# [REQUIREMENT]
Gather up the lines with the word "name" in them.

# [GIVEN RECORDS]
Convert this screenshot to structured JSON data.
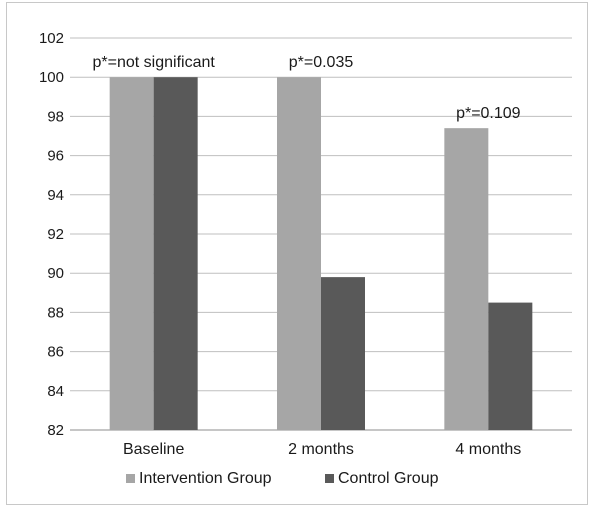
{
  "chart_data": {
    "type": "bar",
    "categories": [
      "Baseline",
      "2 months",
      "4 months"
    ],
    "series": [
      {
        "name": "Intervention Group",
        "color": "#a6a6a6",
        "values": [
          100,
          100,
          97.4
        ]
      },
      {
        "name": "Control Group",
        "color": "#595959",
        "values": [
          100,
          89.8,
          88.5
        ]
      }
    ],
    "annotations": [
      "p*=not significant",
      "p*=0.035",
      "p*=0.109"
    ],
    "annotation_anchor": [
      100,
      100,
      97.4
    ],
    "yticks": [
      82,
      84,
      86,
      88,
      90,
      92,
      94,
      96,
      98,
      100,
      102
    ],
    "ylim": [
      82,
      102
    ],
    "grid": true,
    "legend_position": "bottom",
    "title": "",
    "xlabel": "",
    "ylabel": ""
  }
}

# [ANSWER FOR THE TASK]
        "name": "Intervention Group",
        "name": "Control Group",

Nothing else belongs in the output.